_Task set_.
[1] In the film review, copy the passage starting with "It is a clear" and going on through "modern-day working-class youth.".
[2] In the film review, why does the reviewer find the supposed kinship of Chloe, Nicky, and Isla "utterly unbelievable"? Answer in one to three sentences.

_Source text_.
********

Updated: Dec 15, 2020


Directed by #GarrySykes

Film review by Nathanial Eker

A woman's face is imposed over the image of Newcastle on Tyne with scattered letters that spell Drunken Butterflies

I've never been partial to "scripted reality" shows like Geordie Shore. Perhaps then, an experimental, art-house approach to documenting the lives of the working-class residents of Newcastle on Tyne is the perfect alternative to explore the famous city and its characterful people. Alas, while Drunken Butterflies offers glimpses of genius, its core stylistic gimmick quickly becomes its greatest hindrance, and it ultimately offers little more than a semi-interesting dive into Geordie culture.

Chloe (Leanne Rutter) is in a pickle. She's accused of being unfaithful to her boyfriend, Liam; the brother of Queen Bee, Tracy Bell (Tracy Bell). Chloe quickly discovers who her real friends are as two rival groups develop, one led by Tracy, and one consisting of Chloe's old pals Nicky (Katie Quinn) and Isla (Amanda Hodgson). What follows is an exploration of Geordieism that both critiques and honours the Newcastle natives' charming idiosyncrasies.

It is a clear adoration for Newcastle and its people that gives the film much of its charm. Director Garry Sykes pulls no punches and presents an uncompromising view of the working-class Geordie youths. Fights are had, cocaine is snorted, and many of the characters spend their screentime "slagging off" their supposed friends. However, it is this gritty authenticity that gives the film its edge, as it presents a brutally honest view of the darker sides of modern-day working-class youth.

This commentary is extenuated by the film's decision to blend fiction and reality, as evidenced by one actor playing a (presumably exaggerated) version of themselves. Sykes cleverly weaves in short mockumentary segments in which supposed interviewees give their testaments of the main characters' histories, quirks, and flaws. Much of the film's dialogue is also reportedly improvised, both to its benefit and detriment. Indeed, while the conversations occasionally add an extra layer of genuineness, they mostly feel forced and awkward.

The hit-and-miss performances of the leads also don't help things. Tracy Bell and her two cronies fare well, but regrettably, the supposed kinship of Chloe, Nicky, and Isla is utterly unbelievable, thanks to a trio of wooden performances and a vacuum of chemistry.

Thematically, however, Drunken Butterflies fares a little better. It effectively tackles issues of the struggling youth, sexual assault, and sub-communities, with overtones of classism. Most interesting, however, are the film's feminist commentaries. The majority of the cast is female, and there is only one male character of substance; Chloe's ex, Liam. Sykes transforms the rest of the male cast into a metaphor for sexual assault, even disallowing the "frat boy" antagonists a voice of their own. They instead become an embodiment of male oppression, less than subtly highlighting the need for female allyship and unity.

********

_Given information_.

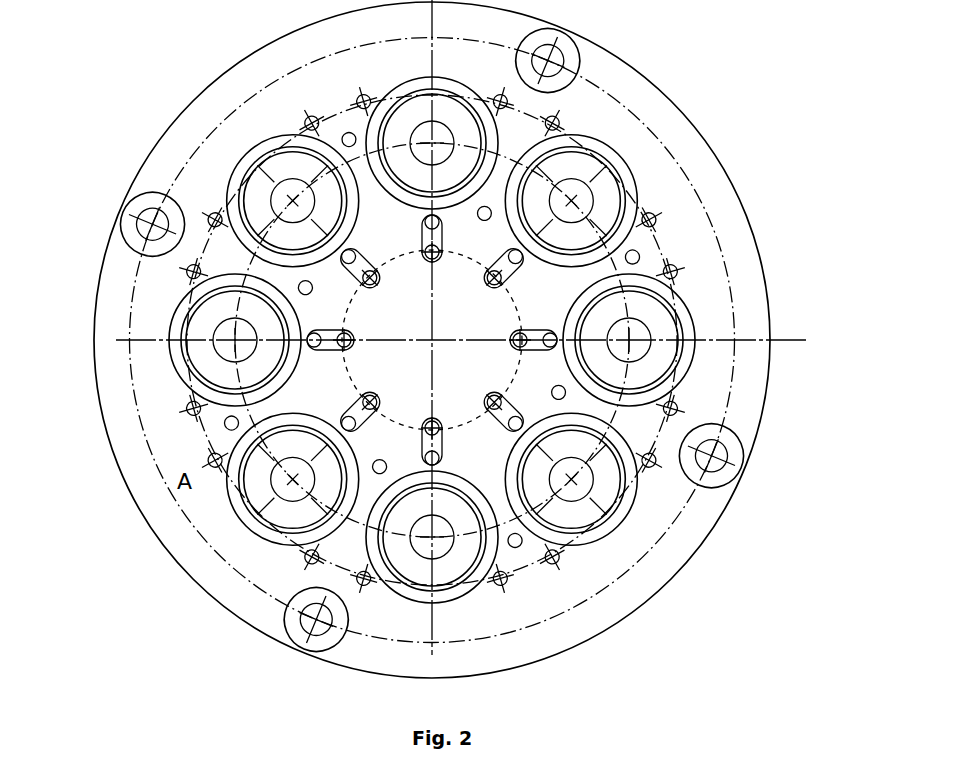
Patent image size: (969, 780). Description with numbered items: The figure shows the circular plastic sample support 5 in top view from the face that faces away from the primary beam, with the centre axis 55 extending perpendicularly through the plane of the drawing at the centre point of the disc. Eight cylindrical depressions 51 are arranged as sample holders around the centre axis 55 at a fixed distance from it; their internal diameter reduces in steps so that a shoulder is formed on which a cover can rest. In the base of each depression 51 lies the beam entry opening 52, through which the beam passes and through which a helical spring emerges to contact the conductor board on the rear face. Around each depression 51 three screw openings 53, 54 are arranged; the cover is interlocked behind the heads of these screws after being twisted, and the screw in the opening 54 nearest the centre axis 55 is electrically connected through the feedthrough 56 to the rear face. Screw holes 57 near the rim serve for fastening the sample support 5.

********

_Task solutions_.
[1]
It is a clear adoration for Newcastle and its people that gives the film much of its charm. Director Garry Sykes pulls no punches and presents an uncompromising view of the working-class Geordie youths. Fights are had, cocaine is snorted, and many of the characters spend their screentime "slagging off" their supposed friends. However, it is this gritty authenticity that gives the film its edge, as it presents a brutally honest view of the darker sides of modern-day working-class youth.

[2] The reviewer blames a trio of wooden performances from the actors playing Chloe, Nicky, and Isla. The reviewer also points to a vacuum of chemistry among them.